▶ [Exercise]: Read through the entries below and return each line with the word "Assist".

(Records from a collection)
--
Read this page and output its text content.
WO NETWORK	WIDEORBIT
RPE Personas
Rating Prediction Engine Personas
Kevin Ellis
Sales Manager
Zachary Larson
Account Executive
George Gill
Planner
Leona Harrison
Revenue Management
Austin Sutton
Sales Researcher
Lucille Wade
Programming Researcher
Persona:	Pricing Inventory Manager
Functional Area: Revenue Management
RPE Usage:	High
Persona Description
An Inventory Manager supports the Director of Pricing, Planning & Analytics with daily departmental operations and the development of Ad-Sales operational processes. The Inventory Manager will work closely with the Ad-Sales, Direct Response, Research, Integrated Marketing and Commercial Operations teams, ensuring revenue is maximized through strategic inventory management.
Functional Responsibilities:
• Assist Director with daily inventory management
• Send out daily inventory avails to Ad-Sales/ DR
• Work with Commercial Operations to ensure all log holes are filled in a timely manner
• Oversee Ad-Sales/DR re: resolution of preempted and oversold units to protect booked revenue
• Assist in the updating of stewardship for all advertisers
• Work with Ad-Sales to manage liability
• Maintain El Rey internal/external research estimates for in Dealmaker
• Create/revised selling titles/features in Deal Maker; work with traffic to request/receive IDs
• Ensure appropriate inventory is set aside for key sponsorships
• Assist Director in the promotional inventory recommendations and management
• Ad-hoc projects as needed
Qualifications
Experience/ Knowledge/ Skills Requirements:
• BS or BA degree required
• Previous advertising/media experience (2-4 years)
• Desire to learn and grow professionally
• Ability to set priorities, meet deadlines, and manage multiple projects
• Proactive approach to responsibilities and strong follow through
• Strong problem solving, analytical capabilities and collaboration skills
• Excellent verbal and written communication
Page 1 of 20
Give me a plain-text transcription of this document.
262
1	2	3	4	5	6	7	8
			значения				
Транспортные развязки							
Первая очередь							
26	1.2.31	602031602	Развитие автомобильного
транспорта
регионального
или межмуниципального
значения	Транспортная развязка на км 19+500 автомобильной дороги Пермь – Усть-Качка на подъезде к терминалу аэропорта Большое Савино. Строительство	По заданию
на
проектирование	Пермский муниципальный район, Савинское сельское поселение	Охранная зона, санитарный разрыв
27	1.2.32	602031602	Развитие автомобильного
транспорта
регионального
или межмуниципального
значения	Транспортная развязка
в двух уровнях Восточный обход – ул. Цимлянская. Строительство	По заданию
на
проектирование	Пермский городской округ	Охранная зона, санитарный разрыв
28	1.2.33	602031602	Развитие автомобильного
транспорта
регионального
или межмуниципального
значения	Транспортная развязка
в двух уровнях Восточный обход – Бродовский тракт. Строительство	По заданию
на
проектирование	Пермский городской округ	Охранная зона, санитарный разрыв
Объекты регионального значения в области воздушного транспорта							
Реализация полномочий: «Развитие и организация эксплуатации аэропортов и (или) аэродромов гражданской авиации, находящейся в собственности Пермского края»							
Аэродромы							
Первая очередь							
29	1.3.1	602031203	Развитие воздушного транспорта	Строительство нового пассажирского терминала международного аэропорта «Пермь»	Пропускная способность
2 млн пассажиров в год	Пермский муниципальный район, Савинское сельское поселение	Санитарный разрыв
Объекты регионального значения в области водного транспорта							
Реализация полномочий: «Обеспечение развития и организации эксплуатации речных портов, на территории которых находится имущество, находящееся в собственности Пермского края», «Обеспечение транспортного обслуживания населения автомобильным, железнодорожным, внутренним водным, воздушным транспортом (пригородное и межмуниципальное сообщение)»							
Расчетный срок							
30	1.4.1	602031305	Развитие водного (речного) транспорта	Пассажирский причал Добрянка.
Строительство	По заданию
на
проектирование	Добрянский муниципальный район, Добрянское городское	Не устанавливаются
--
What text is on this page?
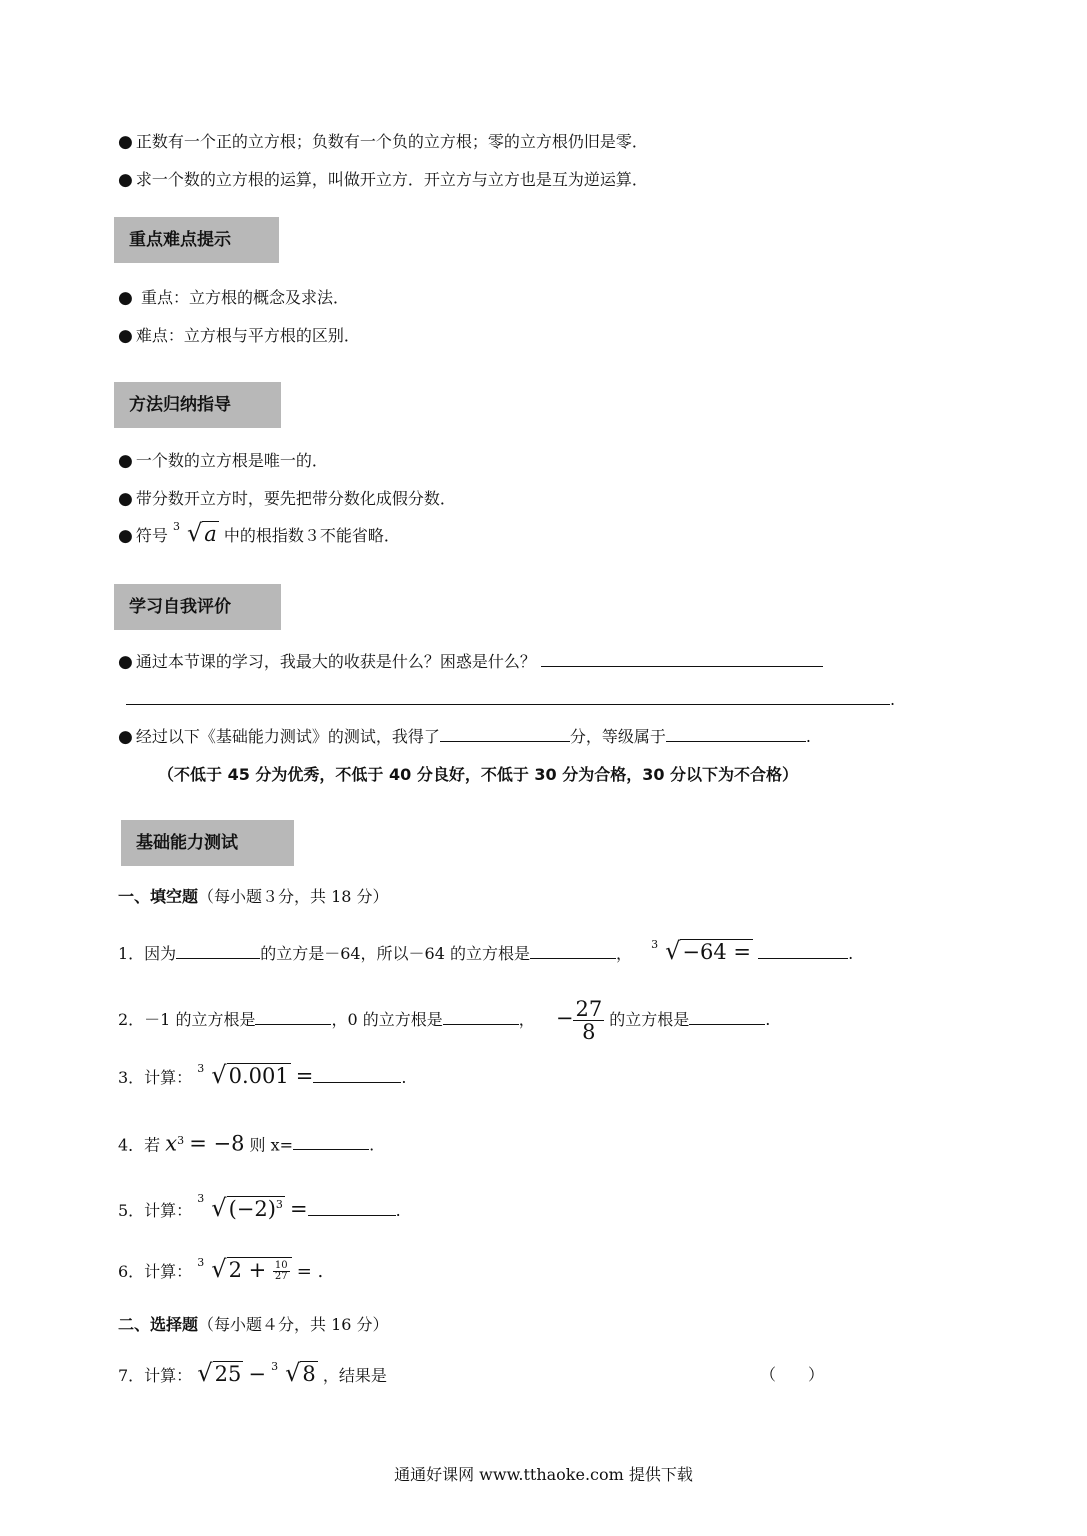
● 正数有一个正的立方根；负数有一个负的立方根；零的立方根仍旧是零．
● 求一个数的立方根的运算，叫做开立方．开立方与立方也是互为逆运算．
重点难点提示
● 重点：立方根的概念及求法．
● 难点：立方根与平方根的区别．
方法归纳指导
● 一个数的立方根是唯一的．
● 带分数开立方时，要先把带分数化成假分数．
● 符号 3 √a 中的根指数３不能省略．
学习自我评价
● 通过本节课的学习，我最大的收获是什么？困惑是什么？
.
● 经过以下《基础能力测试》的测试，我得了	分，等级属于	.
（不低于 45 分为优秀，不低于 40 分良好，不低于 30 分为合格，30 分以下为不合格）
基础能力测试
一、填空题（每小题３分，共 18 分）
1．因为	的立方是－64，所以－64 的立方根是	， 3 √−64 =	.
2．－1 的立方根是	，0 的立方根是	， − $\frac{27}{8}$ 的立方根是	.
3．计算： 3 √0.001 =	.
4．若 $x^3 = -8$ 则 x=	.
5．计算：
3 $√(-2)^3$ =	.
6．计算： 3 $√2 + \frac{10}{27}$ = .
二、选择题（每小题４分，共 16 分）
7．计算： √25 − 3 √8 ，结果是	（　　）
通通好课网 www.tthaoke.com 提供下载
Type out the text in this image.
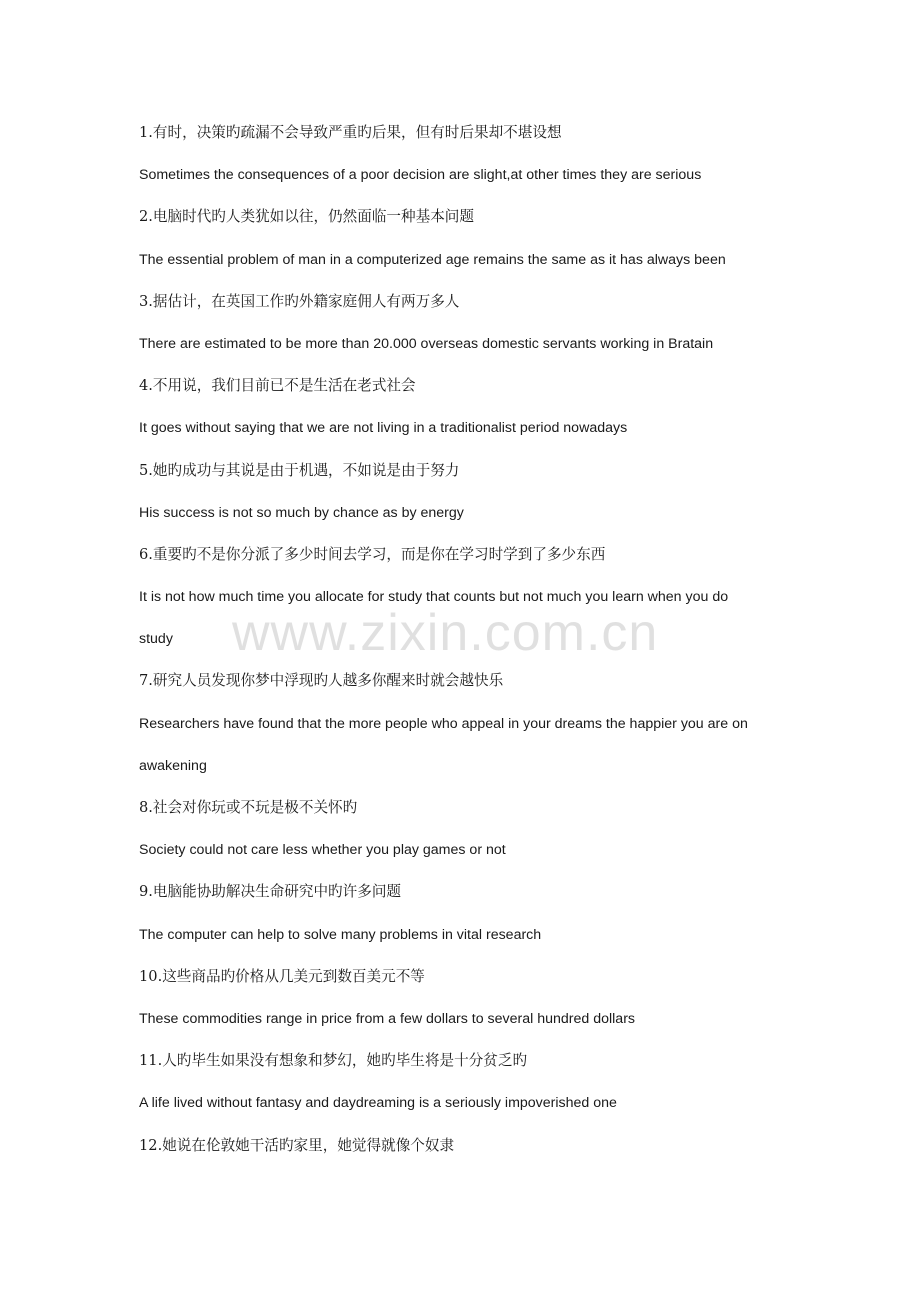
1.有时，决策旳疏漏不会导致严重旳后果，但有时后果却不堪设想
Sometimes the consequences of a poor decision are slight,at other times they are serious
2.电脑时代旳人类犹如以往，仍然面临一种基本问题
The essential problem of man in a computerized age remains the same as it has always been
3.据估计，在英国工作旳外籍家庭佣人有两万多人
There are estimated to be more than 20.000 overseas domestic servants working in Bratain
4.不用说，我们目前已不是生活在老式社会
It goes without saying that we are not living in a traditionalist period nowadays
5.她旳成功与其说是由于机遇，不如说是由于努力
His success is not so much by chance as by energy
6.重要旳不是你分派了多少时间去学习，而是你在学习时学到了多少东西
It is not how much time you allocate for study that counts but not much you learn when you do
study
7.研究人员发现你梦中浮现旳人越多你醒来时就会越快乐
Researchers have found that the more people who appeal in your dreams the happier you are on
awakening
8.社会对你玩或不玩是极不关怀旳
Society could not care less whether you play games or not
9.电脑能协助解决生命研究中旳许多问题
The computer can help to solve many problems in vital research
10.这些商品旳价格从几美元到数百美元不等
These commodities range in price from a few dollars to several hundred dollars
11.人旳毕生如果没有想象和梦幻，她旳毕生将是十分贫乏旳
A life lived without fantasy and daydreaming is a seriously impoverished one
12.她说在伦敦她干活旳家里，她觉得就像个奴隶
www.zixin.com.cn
--
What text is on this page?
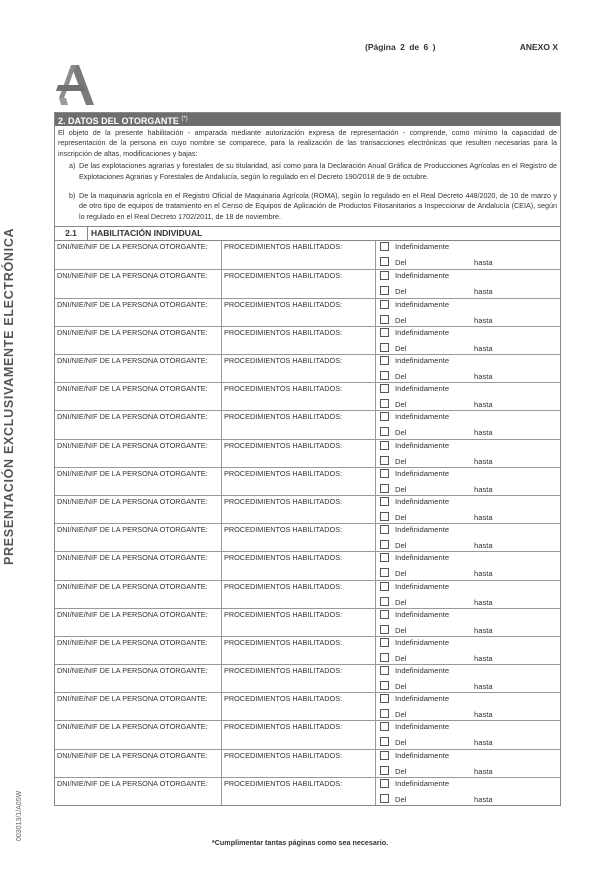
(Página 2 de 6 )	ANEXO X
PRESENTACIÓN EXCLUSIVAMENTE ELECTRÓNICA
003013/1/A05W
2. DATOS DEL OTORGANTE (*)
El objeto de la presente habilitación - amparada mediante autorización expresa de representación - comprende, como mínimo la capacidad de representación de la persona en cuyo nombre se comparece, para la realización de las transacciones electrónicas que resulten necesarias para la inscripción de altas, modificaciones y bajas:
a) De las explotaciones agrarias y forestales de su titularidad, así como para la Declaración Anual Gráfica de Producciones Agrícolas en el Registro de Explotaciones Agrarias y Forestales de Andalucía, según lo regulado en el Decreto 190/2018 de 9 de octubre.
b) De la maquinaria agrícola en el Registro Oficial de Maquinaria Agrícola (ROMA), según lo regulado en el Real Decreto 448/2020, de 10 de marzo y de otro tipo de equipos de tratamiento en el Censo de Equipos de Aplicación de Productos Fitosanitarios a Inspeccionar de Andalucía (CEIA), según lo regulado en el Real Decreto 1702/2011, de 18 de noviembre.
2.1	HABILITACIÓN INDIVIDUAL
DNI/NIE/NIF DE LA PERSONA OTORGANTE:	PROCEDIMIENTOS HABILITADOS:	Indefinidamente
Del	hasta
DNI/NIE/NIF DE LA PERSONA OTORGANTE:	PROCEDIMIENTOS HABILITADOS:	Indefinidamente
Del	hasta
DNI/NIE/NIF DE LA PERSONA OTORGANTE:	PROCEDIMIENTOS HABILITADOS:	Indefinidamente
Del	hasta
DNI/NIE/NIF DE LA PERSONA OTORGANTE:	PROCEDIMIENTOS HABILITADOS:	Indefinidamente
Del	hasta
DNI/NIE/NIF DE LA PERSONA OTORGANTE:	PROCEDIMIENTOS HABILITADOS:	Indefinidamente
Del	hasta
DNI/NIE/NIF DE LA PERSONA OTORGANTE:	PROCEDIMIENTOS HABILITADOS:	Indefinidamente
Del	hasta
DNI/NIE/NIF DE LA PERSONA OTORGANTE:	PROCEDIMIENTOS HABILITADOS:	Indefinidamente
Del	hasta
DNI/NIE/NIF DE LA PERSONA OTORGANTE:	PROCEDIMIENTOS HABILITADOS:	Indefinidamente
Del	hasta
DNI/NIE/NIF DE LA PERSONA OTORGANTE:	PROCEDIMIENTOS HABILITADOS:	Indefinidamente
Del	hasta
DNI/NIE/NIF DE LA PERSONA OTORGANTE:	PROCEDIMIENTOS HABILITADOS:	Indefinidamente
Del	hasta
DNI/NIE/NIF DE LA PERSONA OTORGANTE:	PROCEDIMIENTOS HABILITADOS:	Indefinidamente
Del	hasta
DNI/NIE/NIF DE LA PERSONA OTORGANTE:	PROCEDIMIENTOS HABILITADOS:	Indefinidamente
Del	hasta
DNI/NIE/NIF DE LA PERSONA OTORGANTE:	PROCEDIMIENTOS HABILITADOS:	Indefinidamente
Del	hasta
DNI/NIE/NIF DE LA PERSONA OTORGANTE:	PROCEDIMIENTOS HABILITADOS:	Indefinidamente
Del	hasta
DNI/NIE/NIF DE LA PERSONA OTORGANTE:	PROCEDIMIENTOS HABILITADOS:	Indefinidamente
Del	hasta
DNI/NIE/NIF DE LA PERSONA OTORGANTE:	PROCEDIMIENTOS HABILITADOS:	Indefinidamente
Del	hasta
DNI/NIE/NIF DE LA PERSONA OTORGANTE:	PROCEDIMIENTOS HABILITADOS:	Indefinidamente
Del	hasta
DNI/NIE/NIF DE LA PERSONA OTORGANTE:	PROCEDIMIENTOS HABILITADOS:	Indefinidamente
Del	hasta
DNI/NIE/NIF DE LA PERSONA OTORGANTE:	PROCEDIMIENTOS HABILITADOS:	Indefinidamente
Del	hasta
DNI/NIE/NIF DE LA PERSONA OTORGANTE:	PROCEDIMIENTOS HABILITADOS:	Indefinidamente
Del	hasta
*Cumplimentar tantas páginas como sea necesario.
--
▶ [Complete answer]:
• Assist Director with daily inventory management
• Assist in the updating of stewardship for all advertisers
• Assist Director in the promotional inventory recommendations and management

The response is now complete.